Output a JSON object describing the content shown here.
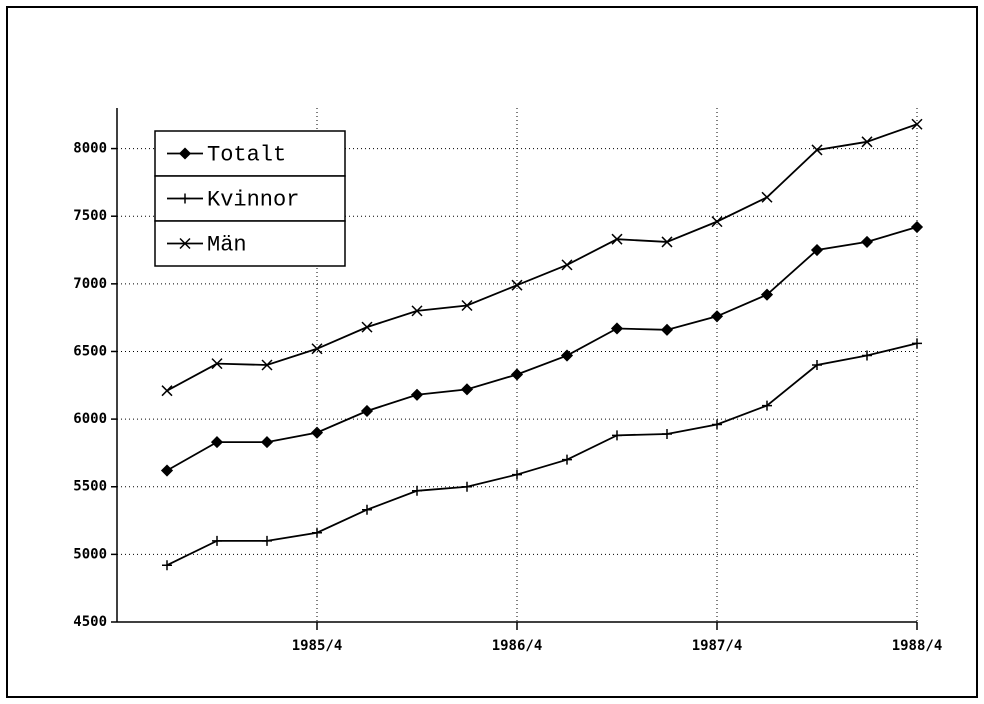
{
  "chart_data": {
    "type": "line",
    "categories": [
      null,
      null,
      null,
      "1985/4",
      null,
      null,
      null,
      "1986/4",
      null,
      null,
      null,
      "1987/4",
      null,
      null,
      null,
      "1988/4"
    ],
    "series": [
      {
        "name": "Totalt",
        "color": "#000000",
        "marker": "diamond",
        "values": [
          5620,
          5830,
          5830,
          5900,
          6060,
          6180,
          6220,
          6330,
          6470,
          6670,
          6660,
          6760,
          6920,
          7250,
          7310,
          7420
        ]
      },
      {
        "name": "Kvinnor",
        "color": "#000000",
        "marker": "plus",
        "values": [
          4920,
          5100,
          5100,
          5160,
          5330,
          5470,
          5500,
          5590,
          5700,
          5880,
          5890,
          5960,
          6100,
          6400,
          6470,
          6560
        ]
      },
      {
        "name": "Män",
        "color": "#000000",
        "marker": "x",
        "values": [
          6210,
          6410,
          6400,
          6520,
          6680,
          6800,
          6840,
          6990,
          7140,
          7330,
          7310,
          7460,
          7640,
          7990,
          8050,
          8180
        ]
      }
    ],
    "ylim": [
      4500,
      8300
    ],
    "yticks": [
      4500,
      5000,
      5500,
      6000,
      6500,
      7000,
      7500,
      8000
    ],
    "grid": true,
    "legend": "upper left"
  }
}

Prompt >> Repeat the lines above exactly, and keep every picture out.

Solved exercise >>
Output a JSON object describing the content shown here.
{
  "chart_data": {
    "type": "line",
    "categories": [
      null,
      null,
      null,
      "1985/4",
      null,
      null,
      null,
      "1986/4",
      null,
      null,
      null,
      "1987/4",
      null,
      null,
      null,
      "1988/4"
    ],
    "series": [
      {
        "name": "Totalt",
        "color": "#000000",
        "marker": "diamond",
        "values": [
          5620,
          5830,
          5830,
          5900,
          6060,
          6180,
          6220,
          6330,
          6470,
          6670,
          6660,
          6760,
          6920,
          7250,
          7310,
          7420
        ]
      },
      {
        "name": "Kvinnor",
        "color": "#000000",
        "marker": "plus",
        "values": [
          4920,
          5100,
          5100,
          5160,
          5330,
          5470,
          5500,
          5590,
          5700,
          5880,
          5890,
          5960,
          6100,
          6400,
          6470,
          6560
        ]
      },
      {
        "name": "Män",
        "color": "#000000",
        "marker": "x",
        "values": [
          6210,
          6410,
          6400,
          6520,
          6680,
          6800,
          6840,
          6990,
          7140,
          7330,
          7310,
          7460,
          7640,
          7990,
          8050,
          8180
        ]
      }
    ],
    "ylim": [
      4500,
      8300
    ],
    "yticks": [
      4500,
      5000,
      5500,
      6000,
      6500,
      7000,
      7500,
      8000
    ],
    "grid": true,
    "legend": "upper left"
  }
}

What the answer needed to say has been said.